Count how many lines of the data below contain the string "type"; the reply should be that number alone.
Start RECORDS SHOWN
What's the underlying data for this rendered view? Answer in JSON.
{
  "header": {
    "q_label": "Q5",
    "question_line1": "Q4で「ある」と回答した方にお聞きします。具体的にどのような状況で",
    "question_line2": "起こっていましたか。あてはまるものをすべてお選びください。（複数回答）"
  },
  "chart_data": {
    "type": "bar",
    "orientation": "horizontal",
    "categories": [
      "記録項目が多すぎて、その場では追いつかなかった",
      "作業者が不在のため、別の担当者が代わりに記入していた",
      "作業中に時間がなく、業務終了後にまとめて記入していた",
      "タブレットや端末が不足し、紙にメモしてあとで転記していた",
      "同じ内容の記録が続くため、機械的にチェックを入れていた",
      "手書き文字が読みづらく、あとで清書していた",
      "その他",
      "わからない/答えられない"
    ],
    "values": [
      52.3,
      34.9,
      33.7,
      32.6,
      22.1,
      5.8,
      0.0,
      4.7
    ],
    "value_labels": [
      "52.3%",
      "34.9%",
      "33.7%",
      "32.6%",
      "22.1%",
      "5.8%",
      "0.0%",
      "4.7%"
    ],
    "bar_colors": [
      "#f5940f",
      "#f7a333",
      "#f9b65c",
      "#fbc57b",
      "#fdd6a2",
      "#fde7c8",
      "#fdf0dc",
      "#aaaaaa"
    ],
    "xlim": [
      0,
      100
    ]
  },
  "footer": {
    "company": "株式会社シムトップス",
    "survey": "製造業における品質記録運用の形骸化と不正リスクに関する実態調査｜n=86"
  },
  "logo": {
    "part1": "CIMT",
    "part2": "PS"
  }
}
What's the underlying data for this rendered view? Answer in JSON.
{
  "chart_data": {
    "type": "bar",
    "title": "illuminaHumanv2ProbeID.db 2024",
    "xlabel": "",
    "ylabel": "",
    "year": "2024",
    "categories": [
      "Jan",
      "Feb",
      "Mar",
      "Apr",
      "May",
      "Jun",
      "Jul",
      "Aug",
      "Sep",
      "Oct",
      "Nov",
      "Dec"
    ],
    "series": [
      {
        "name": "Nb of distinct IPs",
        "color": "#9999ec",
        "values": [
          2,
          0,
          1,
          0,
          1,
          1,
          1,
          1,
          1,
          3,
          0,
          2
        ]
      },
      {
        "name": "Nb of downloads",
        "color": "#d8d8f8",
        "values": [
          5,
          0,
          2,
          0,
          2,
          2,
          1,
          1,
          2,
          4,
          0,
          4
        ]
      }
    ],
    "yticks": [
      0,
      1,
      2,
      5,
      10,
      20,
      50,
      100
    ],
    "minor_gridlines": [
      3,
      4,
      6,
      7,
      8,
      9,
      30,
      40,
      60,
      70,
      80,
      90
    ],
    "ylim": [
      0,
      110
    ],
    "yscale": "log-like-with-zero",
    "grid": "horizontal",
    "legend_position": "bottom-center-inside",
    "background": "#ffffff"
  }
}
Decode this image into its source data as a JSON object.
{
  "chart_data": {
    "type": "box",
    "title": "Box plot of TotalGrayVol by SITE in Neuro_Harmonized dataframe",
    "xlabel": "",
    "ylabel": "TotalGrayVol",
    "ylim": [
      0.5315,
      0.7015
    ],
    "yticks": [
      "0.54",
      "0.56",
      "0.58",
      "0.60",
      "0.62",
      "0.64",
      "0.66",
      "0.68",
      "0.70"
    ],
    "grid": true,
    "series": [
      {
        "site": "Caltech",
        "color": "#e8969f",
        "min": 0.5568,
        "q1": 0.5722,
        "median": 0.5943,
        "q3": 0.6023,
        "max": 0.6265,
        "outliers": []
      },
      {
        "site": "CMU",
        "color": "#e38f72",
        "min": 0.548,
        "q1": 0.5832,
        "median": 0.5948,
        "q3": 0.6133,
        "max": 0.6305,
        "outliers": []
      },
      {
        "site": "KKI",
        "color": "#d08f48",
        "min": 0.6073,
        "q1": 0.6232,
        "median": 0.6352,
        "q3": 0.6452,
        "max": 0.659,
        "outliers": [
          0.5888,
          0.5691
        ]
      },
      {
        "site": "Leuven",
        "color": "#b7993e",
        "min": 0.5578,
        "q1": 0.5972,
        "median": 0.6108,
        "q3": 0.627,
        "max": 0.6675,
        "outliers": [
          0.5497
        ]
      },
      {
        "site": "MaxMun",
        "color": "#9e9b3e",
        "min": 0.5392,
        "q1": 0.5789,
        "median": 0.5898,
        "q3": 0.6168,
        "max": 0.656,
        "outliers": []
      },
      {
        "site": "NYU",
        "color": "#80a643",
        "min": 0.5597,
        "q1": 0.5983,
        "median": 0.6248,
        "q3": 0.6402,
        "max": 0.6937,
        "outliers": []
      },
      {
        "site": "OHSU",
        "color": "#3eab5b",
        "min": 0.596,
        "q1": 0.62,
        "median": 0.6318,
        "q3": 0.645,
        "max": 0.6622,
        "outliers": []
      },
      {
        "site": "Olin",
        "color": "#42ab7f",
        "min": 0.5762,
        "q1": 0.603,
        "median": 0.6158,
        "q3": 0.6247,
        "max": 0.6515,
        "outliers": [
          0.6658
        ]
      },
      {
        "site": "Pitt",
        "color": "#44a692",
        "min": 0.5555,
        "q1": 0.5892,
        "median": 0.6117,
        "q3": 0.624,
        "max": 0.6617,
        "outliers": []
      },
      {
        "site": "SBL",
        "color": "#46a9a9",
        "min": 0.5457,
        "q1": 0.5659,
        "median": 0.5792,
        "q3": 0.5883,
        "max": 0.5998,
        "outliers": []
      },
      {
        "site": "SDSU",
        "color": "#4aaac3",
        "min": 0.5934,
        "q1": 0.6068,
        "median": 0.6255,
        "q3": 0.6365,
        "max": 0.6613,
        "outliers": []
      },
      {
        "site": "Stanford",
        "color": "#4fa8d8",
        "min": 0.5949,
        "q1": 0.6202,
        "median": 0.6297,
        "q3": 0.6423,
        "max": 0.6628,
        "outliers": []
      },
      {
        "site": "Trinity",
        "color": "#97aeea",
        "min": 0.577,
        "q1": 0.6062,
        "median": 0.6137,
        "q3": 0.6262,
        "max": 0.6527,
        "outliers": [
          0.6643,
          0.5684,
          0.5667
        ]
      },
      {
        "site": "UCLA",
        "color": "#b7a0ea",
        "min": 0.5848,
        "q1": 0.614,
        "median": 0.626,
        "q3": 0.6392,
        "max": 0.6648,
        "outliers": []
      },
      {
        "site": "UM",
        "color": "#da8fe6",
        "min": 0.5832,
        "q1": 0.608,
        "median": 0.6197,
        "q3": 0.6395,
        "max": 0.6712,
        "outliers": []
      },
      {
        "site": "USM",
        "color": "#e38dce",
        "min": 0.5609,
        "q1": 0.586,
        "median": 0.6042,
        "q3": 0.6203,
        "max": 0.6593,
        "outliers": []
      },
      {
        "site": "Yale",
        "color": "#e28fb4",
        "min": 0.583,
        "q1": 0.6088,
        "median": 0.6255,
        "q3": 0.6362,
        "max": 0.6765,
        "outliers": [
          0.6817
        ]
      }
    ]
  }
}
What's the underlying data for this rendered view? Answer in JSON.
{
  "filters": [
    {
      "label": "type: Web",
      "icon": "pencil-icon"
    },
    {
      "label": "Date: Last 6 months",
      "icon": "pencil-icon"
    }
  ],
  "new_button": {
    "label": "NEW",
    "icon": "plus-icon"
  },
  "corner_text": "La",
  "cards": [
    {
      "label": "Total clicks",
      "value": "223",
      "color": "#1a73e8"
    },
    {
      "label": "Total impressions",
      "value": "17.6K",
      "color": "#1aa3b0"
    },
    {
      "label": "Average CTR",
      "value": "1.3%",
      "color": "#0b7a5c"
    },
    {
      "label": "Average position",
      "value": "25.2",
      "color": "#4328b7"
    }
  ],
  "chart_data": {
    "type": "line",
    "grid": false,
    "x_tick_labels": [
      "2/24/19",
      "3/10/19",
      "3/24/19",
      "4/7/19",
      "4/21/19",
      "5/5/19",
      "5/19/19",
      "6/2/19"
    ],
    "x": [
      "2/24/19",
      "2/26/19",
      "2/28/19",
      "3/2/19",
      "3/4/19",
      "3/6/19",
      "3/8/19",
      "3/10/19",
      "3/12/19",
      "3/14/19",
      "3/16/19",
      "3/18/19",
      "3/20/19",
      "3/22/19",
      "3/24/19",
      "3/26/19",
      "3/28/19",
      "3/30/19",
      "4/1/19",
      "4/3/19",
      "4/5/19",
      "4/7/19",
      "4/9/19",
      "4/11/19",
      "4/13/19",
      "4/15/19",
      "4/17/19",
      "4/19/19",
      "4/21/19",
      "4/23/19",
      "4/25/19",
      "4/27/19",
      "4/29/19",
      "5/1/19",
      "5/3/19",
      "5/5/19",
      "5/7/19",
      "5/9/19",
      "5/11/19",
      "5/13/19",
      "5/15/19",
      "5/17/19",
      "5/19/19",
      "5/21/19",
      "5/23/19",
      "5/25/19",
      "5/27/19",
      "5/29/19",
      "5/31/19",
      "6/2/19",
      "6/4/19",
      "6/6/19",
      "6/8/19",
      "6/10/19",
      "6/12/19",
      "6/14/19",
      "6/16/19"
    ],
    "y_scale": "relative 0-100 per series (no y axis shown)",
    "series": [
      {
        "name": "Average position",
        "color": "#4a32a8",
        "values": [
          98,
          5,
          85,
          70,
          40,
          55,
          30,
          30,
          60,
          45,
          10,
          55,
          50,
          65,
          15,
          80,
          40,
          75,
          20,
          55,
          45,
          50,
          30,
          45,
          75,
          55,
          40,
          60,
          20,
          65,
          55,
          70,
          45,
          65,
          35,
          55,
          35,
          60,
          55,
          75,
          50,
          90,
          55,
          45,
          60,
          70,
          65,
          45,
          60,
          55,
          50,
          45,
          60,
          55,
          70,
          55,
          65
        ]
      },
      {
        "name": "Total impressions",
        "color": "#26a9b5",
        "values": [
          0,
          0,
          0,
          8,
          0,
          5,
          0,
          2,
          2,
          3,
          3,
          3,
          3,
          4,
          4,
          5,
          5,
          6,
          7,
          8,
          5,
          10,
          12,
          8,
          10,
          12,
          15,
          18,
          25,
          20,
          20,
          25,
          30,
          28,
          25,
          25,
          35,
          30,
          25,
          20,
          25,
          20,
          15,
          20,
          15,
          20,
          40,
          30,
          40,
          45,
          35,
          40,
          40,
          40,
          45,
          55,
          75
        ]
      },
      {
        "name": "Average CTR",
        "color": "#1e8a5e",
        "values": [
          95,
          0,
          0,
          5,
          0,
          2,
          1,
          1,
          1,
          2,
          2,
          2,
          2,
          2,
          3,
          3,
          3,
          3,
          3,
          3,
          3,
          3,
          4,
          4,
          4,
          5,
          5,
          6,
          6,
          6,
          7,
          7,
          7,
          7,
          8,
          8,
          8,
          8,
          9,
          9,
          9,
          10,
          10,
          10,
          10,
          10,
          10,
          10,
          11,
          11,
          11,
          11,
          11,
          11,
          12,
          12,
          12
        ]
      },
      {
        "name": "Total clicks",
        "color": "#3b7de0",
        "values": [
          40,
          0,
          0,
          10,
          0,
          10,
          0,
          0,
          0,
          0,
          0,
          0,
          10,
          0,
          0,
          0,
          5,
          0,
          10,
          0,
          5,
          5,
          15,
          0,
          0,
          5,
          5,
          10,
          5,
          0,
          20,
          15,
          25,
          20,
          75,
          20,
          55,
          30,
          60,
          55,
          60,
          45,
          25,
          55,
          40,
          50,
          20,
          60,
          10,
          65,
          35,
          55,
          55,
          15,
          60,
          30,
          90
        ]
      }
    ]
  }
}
End RECORDS SHOWN
ANSWER TO THIS EXERCISE: 5